[RECORD SET]
□ □ □ □ □

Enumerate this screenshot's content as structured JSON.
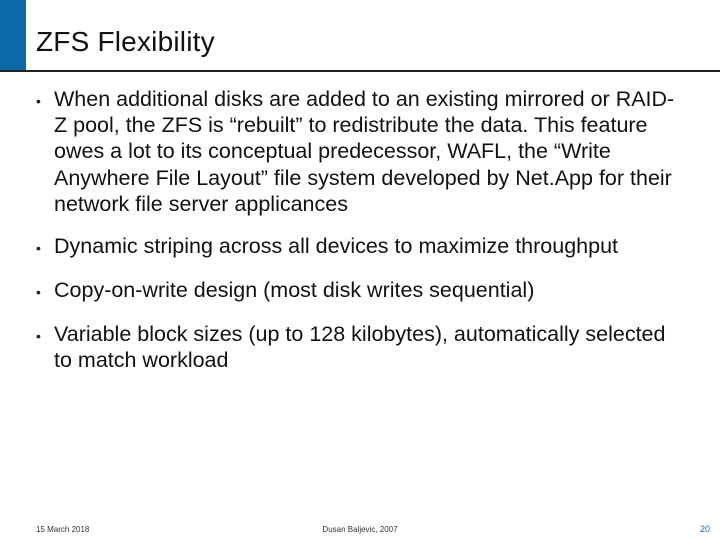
{
  "slide": {
    "title": "ZFS Flexibility",
    "bullets": [
      "When additional disks are added to an existing mirrored or RAID-Z pool, the ZFS is “rebuilt” to redistribute the data. This feature owes a lot to its conceptual predecessor, WAFL, the “Write Anywhere File Layout” file system developed by Net.App for their network file server applicances",
      "Dynamic striping across all devices to maximize throughput",
      "Copy-on-write design (most disk writes sequential)",
      "Variable block sizes (up to 128 kilobytes), automatically selected to match workload"
    ]
  },
  "footer": {
    "date": "15 March 2018",
    "author": "Dusan Baljevic, 2007",
    "page": "20"
  },
  "colors": {
    "accent": "#0d6aa8"
  }
}
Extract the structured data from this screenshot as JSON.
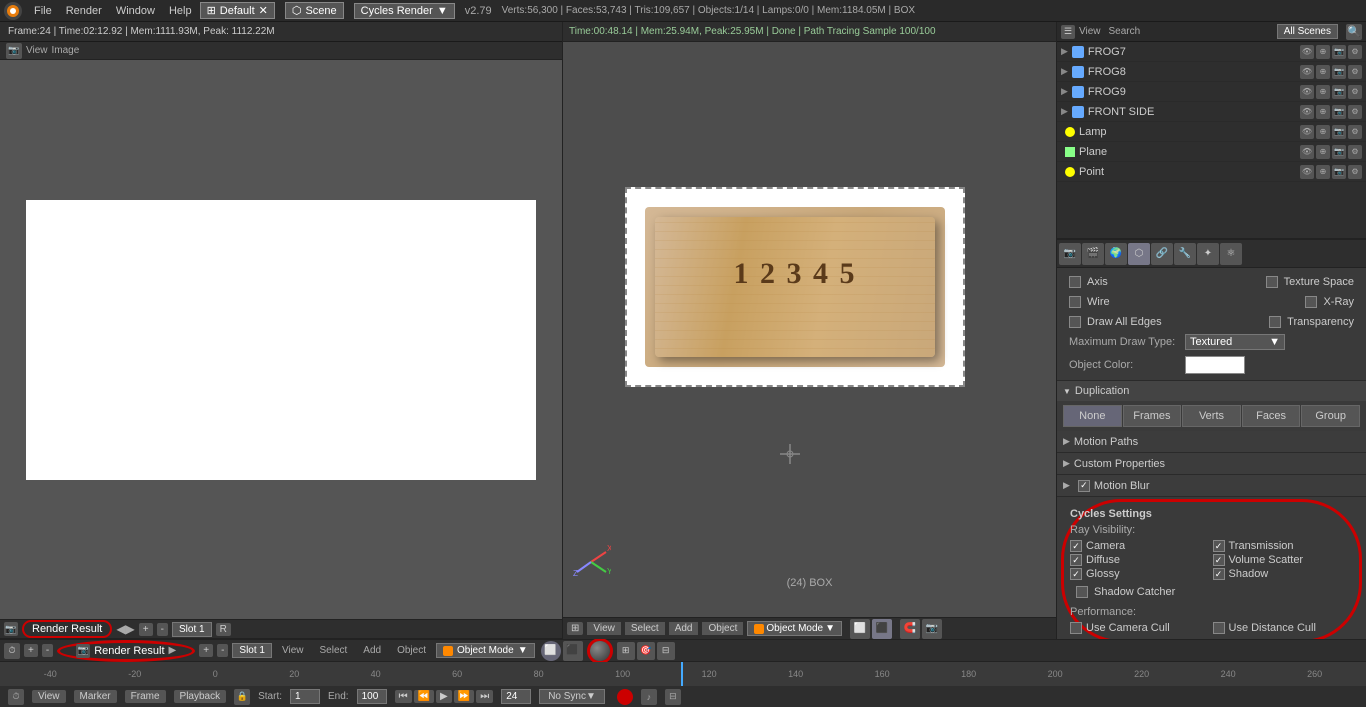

□ □ □ □ □

[TASK DESCRIPTION] Reproduce each entry precisely, dropping only the pictures.

[EXERCISE RESPONSE]
Enumerate this screenshot's content as structured JSON.
{
  "slide": {
    "title": "ZFS Flexibility",
    "bullets": [
      "When additional disks are added to an existing mirrored or RAID-Z pool, the ZFS is “rebuilt” to redistribute the data. This feature owes a lot to its conceptual predecessor, WAFL, the “Write Anywhere File Layout” file system developed by Net.App for their network file server applicances",
      "Dynamic striping across all devices to maximize throughput",
      "Copy-on-write design (most disk writes sequential)",
      "Variable block sizes (up to 128 kilobytes), automatically selected to match workload"
    ]
  },
  "footer": {
    "date": "15 March 2018",
    "author": "Dusan Baljevic, 2007",
    "page": "20"
  },
  "colors": {
    "accent": "#0d6aa8"
  }
}
Extract the structured data from this screenshot as JSON.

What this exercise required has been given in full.